** START OF RECORDS FOR THE TASK **
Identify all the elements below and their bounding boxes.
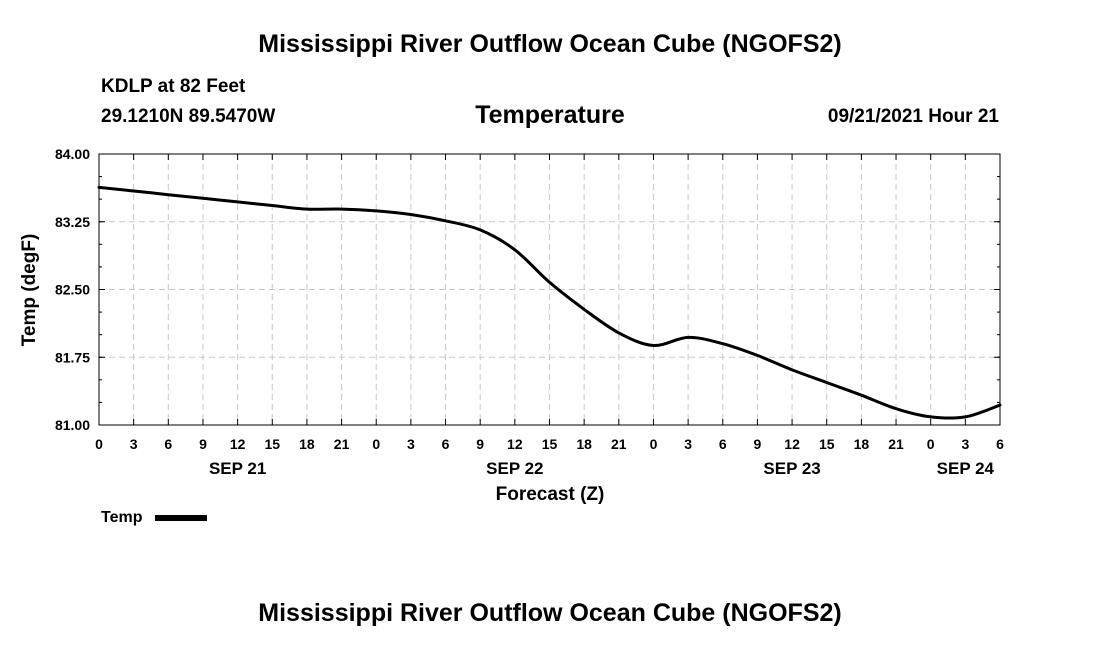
x-tick-label: 9 xyxy=(476,436,484,452)
x-tick-label: 3 xyxy=(961,436,969,452)
x-tick-label: 9 xyxy=(199,436,207,452)
x-axis-label: Forecast (Z) xyxy=(496,484,605,505)
x-tick-label: 3 xyxy=(407,436,415,452)
station-label: KDLP at 82 Feet xyxy=(101,76,246,97)
y-axis-label: Temp (degF) xyxy=(19,234,40,347)
x-tick-label: 3 xyxy=(684,436,692,452)
y-tick-label: 83.25 xyxy=(55,214,90,230)
legend: Temp xyxy=(101,509,207,527)
x-tick-label: 15 xyxy=(819,436,835,452)
temp-series-line xyxy=(97,185,1002,420)
legend-swatch xyxy=(154,514,207,521)
x-tick-label: 3 xyxy=(130,436,138,452)
legend-label: Temp xyxy=(101,509,143,526)
page-title-bottom: Mississippi River Outflow Ocean Cube (NG… xyxy=(258,599,842,627)
x-tick-label: 0 xyxy=(650,436,658,452)
x-tick-label: 6 xyxy=(442,436,450,452)
x-date-label: SEP 22 xyxy=(486,459,543,478)
x-tick-label: 18 xyxy=(576,436,592,452)
x-tick-label: 12 xyxy=(507,436,523,452)
forecast-datetime: 09/21/2021 Hour 21 xyxy=(827,106,999,127)
page-title-top: Mississippi River Outflow Ocean Cube (NG… xyxy=(258,30,842,58)
station-coordinates: 29.1210N 89.5470W xyxy=(101,106,276,127)
y-tick-label: 84.00 xyxy=(55,146,90,162)
x-tick-label: 15 xyxy=(264,436,280,452)
y-tick-label: 81.75 xyxy=(55,349,90,365)
x-tick-label: 6 xyxy=(996,436,1004,452)
y-tick-label: 81.00 xyxy=(55,417,90,433)
x-tick-label: 18 xyxy=(299,436,315,452)
x-tick-label: 21 xyxy=(888,436,904,452)
x-tick-label: 0 xyxy=(927,436,935,452)
x-tick-label: 6 xyxy=(164,436,172,452)
x-tick-label: 9 xyxy=(754,436,762,452)
x-tick-label: 21 xyxy=(334,436,350,452)
x-date-label: SEP 21 xyxy=(209,459,266,478)
chart-title: Temperature xyxy=(475,101,625,129)
y-tick-label: 82.50 xyxy=(55,282,90,298)
x-date-label: SEP 24 xyxy=(937,459,995,478)
x-tick-label: 18 xyxy=(854,436,870,452)
x-tick-label: 6 xyxy=(719,436,727,452)
x-date-label: SEP 23 xyxy=(763,459,820,478)
x-tick-label: 0 xyxy=(95,436,103,452)
x-tick-label: 12 xyxy=(230,436,246,452)
x-tick-label: 15 xyxy=(542,436,558,452)
x-tick-label: 21 xyxy=(611,436,627,452)
x-tick-label: 0 xyxy=(372,436,380,452)
x-tick-label: 12 xyxy=(784,436,800,452)
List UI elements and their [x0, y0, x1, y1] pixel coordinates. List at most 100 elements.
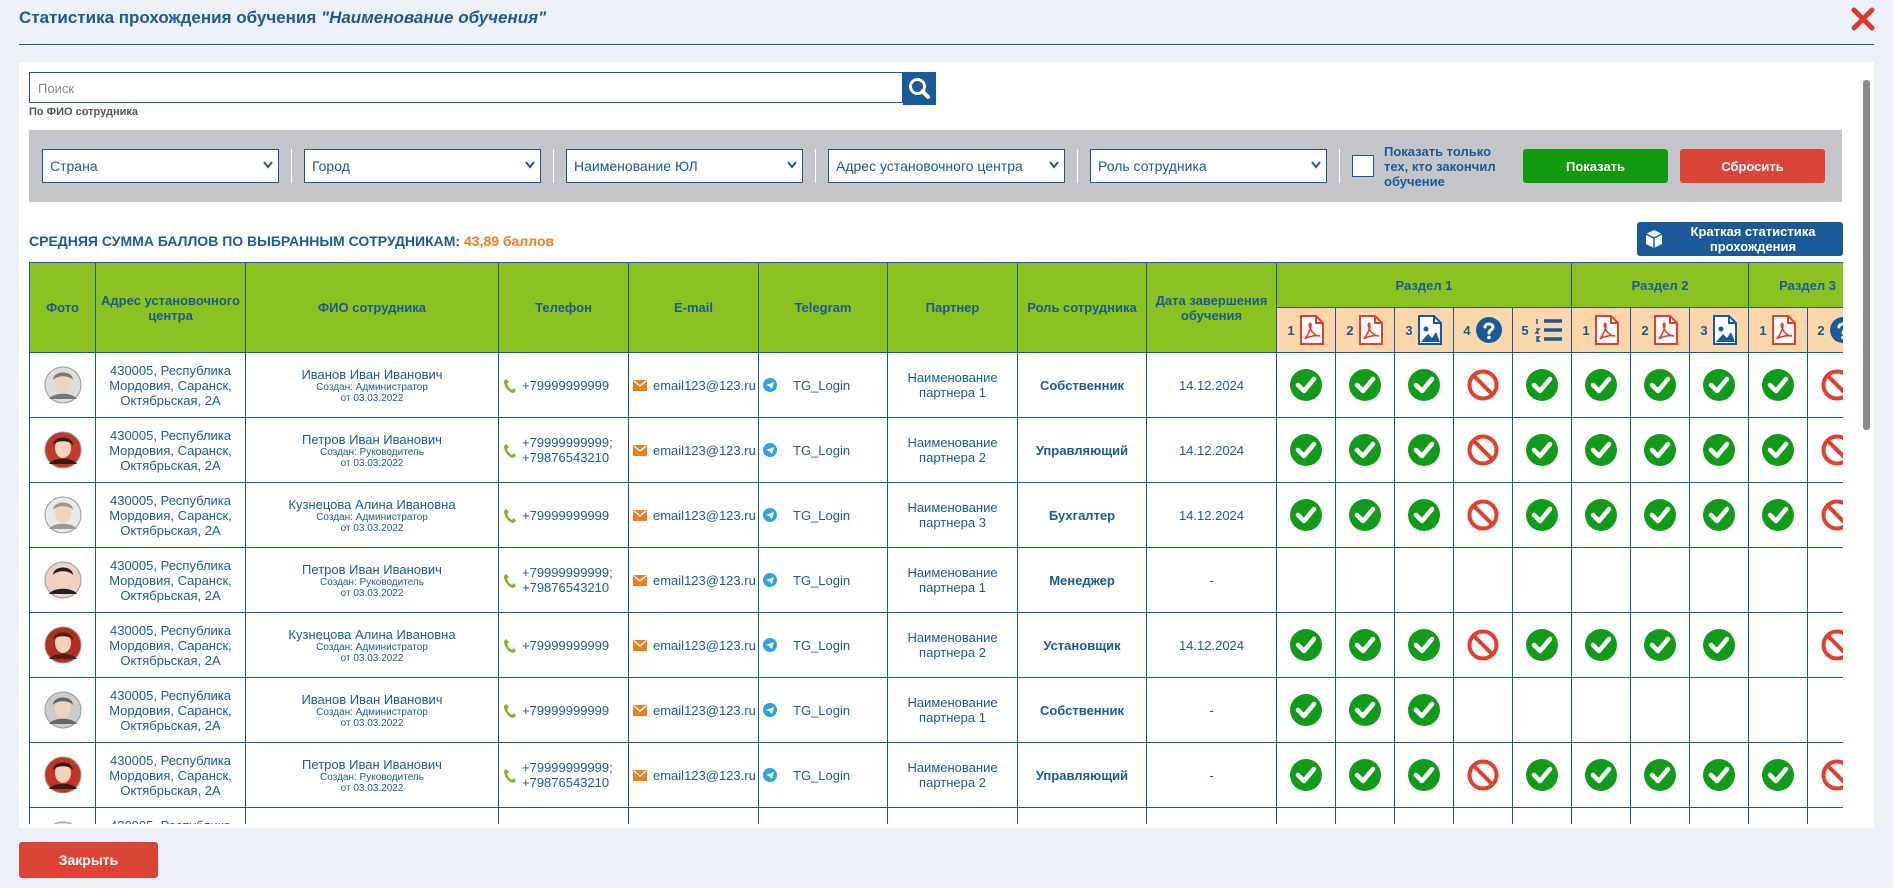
icon-part [633, 704, 647, 712]
icon-part [52, 632, 73, 640]
date-cell: 14.12.2024 [1146, 417, 1277, 483]
email-icon [633, 704, 647, 716]
filter-select[interactable]: Наименование ЮЛ [566, 149, 803, 183]
separator [553, 149, 554, 183]
icon-part [1472, 439, 1494, 461]
email-icon [633, 639, 647, 651]
subsection-content: 1 [1572, 315, 1630, 345]
phone: +79999999999 [522, 637, 610, 653]
separator [1077, 149, 1078, 183]
status-done [1290, 434, 1322, 466]
status-cell [1394, 417, 1454, 483]
status-done [1525, 823, 1559, 824]
icon-part [54, 633, 71, 653]
search-button[interactable] [903, 72, 936, 105]
phone: +79999999999 [522, 507, 610, 523]
question-icon [1829, 317, 1843, 343]
telegram-content: TG_Login [759, 573, 887, 588]
icon-part [504, 508, 516, 523]
filter-select[interactable]: Роль сотрудника [1090, 149, 1327, 183]
email: email123@123.ru [653, 377, 756, 393]
status-blocked [1821, 629, 1843, 661]
filter-select[interactable]: Страна [42, 149, 279, 183]
status-done [1526, 369, 1559, 401]
name-cell: Петров Иван Иванович Создан: Руководитель… [245, 417, 499, 483]
email-cell: email123@123.ru [628, 807, 759, 824]
status-done [1408, 369, 1440, 401]
select-label: Адрес установочного центра [836, 158, 1023, 174]
show-button[interactable]: Показать [1523, 149, 1668, 183]
telegram-content: TG_Login [759, 703, 887, 718]
icon-part [1531, 636, 1553, 654]
filter-select[interactable]: Адрес установочного центра [828, 149, 1065, 183]
table-row: 430005, Республика Мордовия, Саранск, Ок… [29, 807, 1843, 824]
partner-cell: Наименование партнера 2 [887, 417, 1018, 483]
icon-part [1708, 766, 1730, 784]
telegram-cell: TG_Login [758, 807, 888, 824]
status-cell [1394, 612, 1454, 678]
created-by: Создан: Администратор [316, 511, 428, 523]
icon-part [1408, 759, 1440, 791]
status-cell [1276, 547, 1336, 613]
telegram: TG_Login [793, 702, 851, 718]
status-cell [1571, 352, 1632, 418]
status-done [1408, 759, 1440, 791]
phone-cell: +79999999999 [498, 482, 629, 548]
telegram-cell: TG_Login [758, 742, 888, 808]
status-cell [1453, 547, 1513, 613]
name-cell: Иванов Иван Иванович Создан: Администрато… [245, 677, 499, 743]
scroll-thumb[interactable] [1863, 80, 1870, 430]
icon-part [1531, 376, 1553, 394]
icon-part [787, 161, 797, 169]
icon-part [1590, 636, 1612, 654]
filter-bar: Страна Город Наименование ЮЛ Адрес установо… [29, 130, 1842, 202]
brief-stats-button[interactable]: Краткая статистика прохождения [1637, 222, 1843, 256]
close-icon[interactable] [1850, 6, 1876, 32]
created-date: от 03.03.2022 [340, 522, 404, 534]
status-cell [1276, 612, 1336, 678]
status-cell [1689, 677, 1750, 743]
status-cell [1571, 417, 1632, 483]
status-cell [1807, 677, 1843, 743]
search-input[interactable]: Поиск [29, 72, 903, 103]
icon-part [1420, 332, 1440, 342]
icon-part [1585, 369, 1618, 401]
icon-part [1299, 315, 1324, 345]
status-cell [1276, 482, 1336, 548]
reset-button[interactable]: Сбросить [1680, 149, 1825, 183]
icon-part [1767, 376, 1789, 394]
status-cell [1394, 677, 1454, 743]
date-cell: - [1146, 547, 1277, 613]
status-cell [1571, 612, 1632, 678]
avatar [44, 366, 81, 404]
phone-content: +79999999999 [499, 703, 628, 718]
icon-part [48, 458, 77, 464]
telegram: TG_Login [793, 637, 851, 653]
created-by: Создан: Администратор [316, 381, 428, 393]
status-cell [1394, 807, 1454, 824]
icon-part [1472, 374, 1494, 396]
icon-part [504, 573, 516, 588]
close-button[interactable]: Закрыть [19, 842, 158, 878]
filter-select[interactable]: Город [304, 149, 541, 183]
role-cell: Управляющий [1017, 417, 1147, 483]
telegram-content: TG_Login [759, 443, 887, 458]
status-cell [1453, 612, 1513, 678]
email-content: email123@123.ru [629, 378, 758, 393]
icon-part [1762, 759, 1795, 791]
status-done [1290, 369, 1322, 401]
icon-part [1821, 369, 1843, 401]
status-done [1762, 434, 1795, 466]
telegram: TG_Login [793, 767, 851, 783]
status-cell [1453, 352, 1513, 418]
icon-part [1049, 161, 1059, 169]
email-content: email123@123.ru [629, 573, 758, 588]
icon-part [48, 588, 77, 594]
subsection-header: 1 [1748, 307, 1809, 353]
scrollbar[interactable] [1862, 68, 1871, 824]
icon-part [1472, 634, 1494, 656]
phone-icon [504, 573, 516, 588]
checkbox[interactable] [1352, 155, 1374, 177]
icon-part [1649, 441, 1671, 459]
avatar [53, 821, 72, 824]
** END OF RECORDS FOR THE TASK **
• [AIM OF THE EXERCISE]
Rewrite the lines of the data from the line containing "x-tick-label: 9 xyxy=(476,436,484,452)" through the line containing "station-coordinates: 29.1210N 89.5470W", inclusive, as a JSON list of strings with one string per line and no blank lines.

• [WORKED SOLUTION]
[
  "x-tick-label: 9 xyxy=(476,436,484,452)",
  "x-tick-label: 3 xyxy=(961,436,969,452)",
  "x-tick-label: 9 xyxy=(199,436,207,452)",
  "x-axis-label: Forecast (Z) xyxy=(496,484,605,505)",
  "x-tick-label: 3 xyxy=(407,436,415,452)",
  "station-label: KDLP at 82 Feet xyxy=(101,76,246,97)",
  "y-axis-label: Temp (degF) xyxy=(19,234,40,347)",
  "x-tick-label: 3 xyxy=(684,436,692,452)",
  "y-tick-label: 83.25 xyxy=(55,214,90,230)",
  "legend: Temp xyxy=(101,509,207,527)",
  "x-tick-label: 15 xyxy=(819,436,835,452)",
  "temp-series-line xyxy=(97,185,1002,420)",
  "legend-swatch xyxy=(154,514,207,521)",
  "x-tick-label: 3 xyxy=(130,436,138,452)",
  "legend-label: Temp xyxy=(101,509,143,526)",
  "page-title-bottom: Mississippi River Outflow Ocean Cube (NG… xyxy=(258,599,842,627)",
  "x-tick-label: 0 xyxy=(650,436,658,452)",
  "x-tick-label: 6 xyxy=(442,436,450,452)",
  "x-date-label: SEP 22 xyxy=(486,459,543,478)",
  "x-tick-label: 18 xyxy=(576,436,592,452)",
  "x-tick-label: 12 xyxy=(507,436,523,452)",
  "forecast-datetime: 09/21/2021 Hour 21 xyxy=(827,106,999,127)",
  "page-title-top: Mississippi River Outflow Ocean Cube (NG… xyxy=(258,30,842,58)",
  "station-coordinates: 29.1210N 89.5470W xyxy=(101,106,276,127)"
]